> _Data supplied_
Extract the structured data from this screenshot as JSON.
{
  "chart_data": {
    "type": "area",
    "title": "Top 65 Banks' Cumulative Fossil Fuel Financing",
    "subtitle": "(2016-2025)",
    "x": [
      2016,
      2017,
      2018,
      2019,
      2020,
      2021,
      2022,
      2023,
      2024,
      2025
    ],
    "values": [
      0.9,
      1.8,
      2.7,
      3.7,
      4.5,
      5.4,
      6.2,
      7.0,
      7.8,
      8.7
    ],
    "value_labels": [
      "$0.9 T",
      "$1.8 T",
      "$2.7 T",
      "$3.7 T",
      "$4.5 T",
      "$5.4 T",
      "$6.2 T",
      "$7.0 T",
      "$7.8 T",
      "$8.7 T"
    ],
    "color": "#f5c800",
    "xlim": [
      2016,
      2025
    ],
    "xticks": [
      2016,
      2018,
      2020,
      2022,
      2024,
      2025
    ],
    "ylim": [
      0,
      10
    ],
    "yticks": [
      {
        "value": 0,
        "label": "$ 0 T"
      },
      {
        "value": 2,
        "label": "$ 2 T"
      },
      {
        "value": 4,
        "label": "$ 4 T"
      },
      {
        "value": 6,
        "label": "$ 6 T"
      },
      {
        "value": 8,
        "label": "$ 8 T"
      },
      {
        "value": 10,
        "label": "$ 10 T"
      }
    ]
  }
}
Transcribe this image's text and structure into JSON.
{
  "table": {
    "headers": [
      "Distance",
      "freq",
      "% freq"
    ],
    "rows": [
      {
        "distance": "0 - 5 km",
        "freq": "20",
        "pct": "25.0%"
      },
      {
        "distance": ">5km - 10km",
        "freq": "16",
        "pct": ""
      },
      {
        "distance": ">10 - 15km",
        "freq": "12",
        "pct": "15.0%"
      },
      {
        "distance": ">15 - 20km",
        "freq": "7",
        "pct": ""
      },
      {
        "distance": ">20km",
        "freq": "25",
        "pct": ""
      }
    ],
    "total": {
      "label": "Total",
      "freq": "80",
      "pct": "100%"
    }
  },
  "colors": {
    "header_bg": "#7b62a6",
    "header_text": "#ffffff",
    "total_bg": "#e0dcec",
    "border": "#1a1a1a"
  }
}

> _Stated task_
From the entries above, pull out each line that includes "JSON".

> _Task answer_
Extract the structured data from this screenshot as JSON.
Transcribe this image's text and structure into JSON.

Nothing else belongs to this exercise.